What to do » Write out every entry word for word.

Data records:

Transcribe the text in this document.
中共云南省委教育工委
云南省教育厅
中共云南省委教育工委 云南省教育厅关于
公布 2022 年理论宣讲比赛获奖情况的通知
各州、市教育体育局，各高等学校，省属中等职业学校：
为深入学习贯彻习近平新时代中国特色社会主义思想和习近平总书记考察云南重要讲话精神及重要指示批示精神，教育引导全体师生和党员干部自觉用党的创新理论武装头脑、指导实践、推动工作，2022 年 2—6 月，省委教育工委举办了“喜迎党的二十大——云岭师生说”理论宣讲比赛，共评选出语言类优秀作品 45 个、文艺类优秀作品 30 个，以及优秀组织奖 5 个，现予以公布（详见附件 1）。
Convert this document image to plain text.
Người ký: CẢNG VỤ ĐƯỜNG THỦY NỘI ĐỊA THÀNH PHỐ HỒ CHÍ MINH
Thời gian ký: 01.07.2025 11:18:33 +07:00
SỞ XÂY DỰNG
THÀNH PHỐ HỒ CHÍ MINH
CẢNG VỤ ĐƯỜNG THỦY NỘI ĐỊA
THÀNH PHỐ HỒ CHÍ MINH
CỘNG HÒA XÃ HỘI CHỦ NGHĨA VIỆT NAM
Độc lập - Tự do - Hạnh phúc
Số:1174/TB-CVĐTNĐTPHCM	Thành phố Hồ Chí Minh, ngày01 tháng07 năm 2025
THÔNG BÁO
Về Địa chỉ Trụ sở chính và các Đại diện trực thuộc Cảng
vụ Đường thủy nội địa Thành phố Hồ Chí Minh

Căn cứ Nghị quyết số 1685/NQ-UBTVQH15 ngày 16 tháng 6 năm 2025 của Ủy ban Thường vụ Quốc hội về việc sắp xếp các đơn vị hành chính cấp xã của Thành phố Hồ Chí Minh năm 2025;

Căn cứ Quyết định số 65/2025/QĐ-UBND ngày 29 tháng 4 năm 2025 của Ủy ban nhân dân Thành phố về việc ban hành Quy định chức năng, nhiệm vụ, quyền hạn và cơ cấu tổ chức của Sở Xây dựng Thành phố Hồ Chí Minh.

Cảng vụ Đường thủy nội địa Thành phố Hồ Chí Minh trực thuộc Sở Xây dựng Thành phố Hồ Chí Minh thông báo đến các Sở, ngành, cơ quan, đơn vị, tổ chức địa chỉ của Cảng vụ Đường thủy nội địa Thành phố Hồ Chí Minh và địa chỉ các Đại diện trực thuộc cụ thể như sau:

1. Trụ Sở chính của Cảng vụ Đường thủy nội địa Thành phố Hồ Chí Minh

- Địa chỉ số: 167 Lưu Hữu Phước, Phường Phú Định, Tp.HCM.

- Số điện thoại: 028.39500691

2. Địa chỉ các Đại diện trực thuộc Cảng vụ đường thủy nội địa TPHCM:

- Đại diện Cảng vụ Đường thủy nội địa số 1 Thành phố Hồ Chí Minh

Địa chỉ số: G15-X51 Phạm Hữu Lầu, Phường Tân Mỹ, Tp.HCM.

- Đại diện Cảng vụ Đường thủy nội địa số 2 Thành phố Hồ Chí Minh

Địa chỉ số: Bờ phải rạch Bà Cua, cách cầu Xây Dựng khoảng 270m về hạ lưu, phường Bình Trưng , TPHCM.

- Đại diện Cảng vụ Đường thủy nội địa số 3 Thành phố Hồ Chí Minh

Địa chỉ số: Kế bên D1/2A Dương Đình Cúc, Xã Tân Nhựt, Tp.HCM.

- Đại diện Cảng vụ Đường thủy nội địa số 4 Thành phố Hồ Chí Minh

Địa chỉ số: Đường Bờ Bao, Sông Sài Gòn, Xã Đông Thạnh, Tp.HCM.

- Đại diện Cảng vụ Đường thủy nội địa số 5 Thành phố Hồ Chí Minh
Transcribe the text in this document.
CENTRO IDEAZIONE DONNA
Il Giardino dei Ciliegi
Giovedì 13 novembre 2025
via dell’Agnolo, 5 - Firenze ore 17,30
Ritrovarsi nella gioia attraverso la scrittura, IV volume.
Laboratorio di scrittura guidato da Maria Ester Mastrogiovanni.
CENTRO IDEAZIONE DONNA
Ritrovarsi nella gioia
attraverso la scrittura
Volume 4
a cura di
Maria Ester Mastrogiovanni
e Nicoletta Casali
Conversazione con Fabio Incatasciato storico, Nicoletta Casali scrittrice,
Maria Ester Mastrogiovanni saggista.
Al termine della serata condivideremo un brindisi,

Result for this exercise »
Transcribe the text in this document.
中共云南省委教育工委
云南省教育厅
中共云南省委教育工委 云南省教育厅关于
公布 2022 年理论宣讲比赛获奖情况的通知
各州、市教育体育局，各高等学校，省属中等职业学校：
为深入学习贯彻习近平新时代中国特色社会主义思想和习近平总书记考察云南重要讲话精神及重要指示批示精神，教育引导全体师生和党员干部自觉用党的创新理论武装头脑、指导实践、推动工作，2022 年 2—6 月，省委教育工委举办了“喜迎党的二十大——云岭师生说”理论宣讲比赛，共评选出语言类优秀作品 45 个、文艺类优秀作品 30 个，以及优秀组织奖 5 个，现予以公布（详见附件 1）。
Convert this document image to plain text.
Người ký: CẢNG VỤ ĐƯỜNG THỦY NỘI ĐỊA THÀNH PHỐ HỒ CHÍ MINH
Thời gian ký: 01.07.2025 11:18:33 +07:00
SỞ XÂY DỰNG
THÀNH PHỐ HỒ CHÍ MINH
CẢNG VỤ ĐƯỜNG THỦY NỘI ĐỊA
THÀNH PHỐ HỒ CHÍ MINH
CỘNG HÒA XÃ HỘI CHỦ NGHĨA VIỆT NAM
Độc lập - Tự do - Hạnh phúc
Số:1174/TB-CVĐTNĐTPHCM	Thành phố Hồ Chí Minh, ngày01 tháng07 năm 2025
THÔNG BÁO
Về Địa chỉ Trụ sở chính và các Đại diện trực thuộc Cảng
vụ Đường thủy nội địa Thành phố Hồ Chí Minh

Căn cứ Nghị quyết số 1685/NQ-UBTVQH15 ngày 16 tháng 6 năm 2025 của Ủy ban Thường vụ Quốc hội về việc sắp xếp các đơn vị hành chính cấp xã của Thành phố Hồ Chí Minh năm 2025;

Căn cứ Quyết định số 65/2025/QĐ-UBND ngày 29 tháng 4 năm 2025 của Ủy ban nhân dân Thành phố về việc ban hành Quy định chức năng, nhiệm vụ, quyền hạn và cơ cấu tổ chức của Sở Xây dựng Thành phố Hồ Chí Minh.

Cảng vụ Đường thủy nội địa Thành phố Hồ Chí Minh trực thuộc Sở Xây dựng Thành phố Hồ Chí Minh thông báo đến các Sở, ngành, cơ quan, đơn vị, tổ chức địa chỉ của Cảng vụ Đường thủy nội địa Thành phố Hồ Chí Minh và địa chỉ các Đại diện trực thuộc cụ thể như sau:

1. Trụ Sở chính của Cảng vụ Đường thủy nội địa Thành phố Hồ Chí Minh

- Địa chỉ số: 167 Lưu Hữu Phước, Phường Phú Định, Tp.HCM.

- Số điện thoại: 028.39500691

2. Địa chỉ các Đại diện trực thuộc Cảng vụ đường thủy nội địa TPHCM:

- Đại diện Cảng vụ Đường thủy nội địa số 1 Thành phố Hồ Chí Minh

Địa chỉ số: G15-X51 Phạm Hữu Lầu, Phường Tân Mỹ, Tp.HCM.

- Đại diện Cảng vụ Đường thủy nội địa số 2 Thành phố Hồ Chí Minh

Địa chỉ số: Bờ phải rạch Bà Cua, cách cầu Xây Dựng khoảng 270m về hạ lưu, phường Bình Trưng , TPHCM.

- Đại diện Cảng vụ Đường thủy nội địa số 3 Thành phố Hồ Chí Minh

Địa chỉ số: Kế bên D1/2A Dương Đình Cúc, Xã Tân Nhựt, Tp.HCM.

- Đại diện Cảng vụ Đường thủy nội địa số 4 Thành phố Hồ Chí Minh

Địa chỉ số: Đường Bờ Bao, Sông Sài Gòn, Xã Đông Thạnh, Tp.HCM.

- Đại diện Cảng vụ Đường thủy nội địa số 5 Thành phố Hồ Chí Minh
Transcribe the text in this document.
CENTRO IDEAZIONE DONNA
Il Giardino dei Ciliegi
Giovedì 13 novembre 2025
via dell’Agnolo, 5 - Firenze ore 17,30
Ritrovarsi nella gioia attraverso la scrittura, IV volume.
Laboratorio di scrittura guidato da Maria Ester Mastrogiovanni.
CENTRO IDEAZIONE DONNA
Ritrovarsi nella gioia
attraverso la scrittura
Volume 4
a cura di
Maria Ester Mastrogiovanni
e Nicoletta Casali
Conversazione con Fabio Incatasciato storico, Nicoletta Casali scrittrice,
Maria Ester Mastrogiovanni saggista.
Al termine della serata condivideremo un brindisi,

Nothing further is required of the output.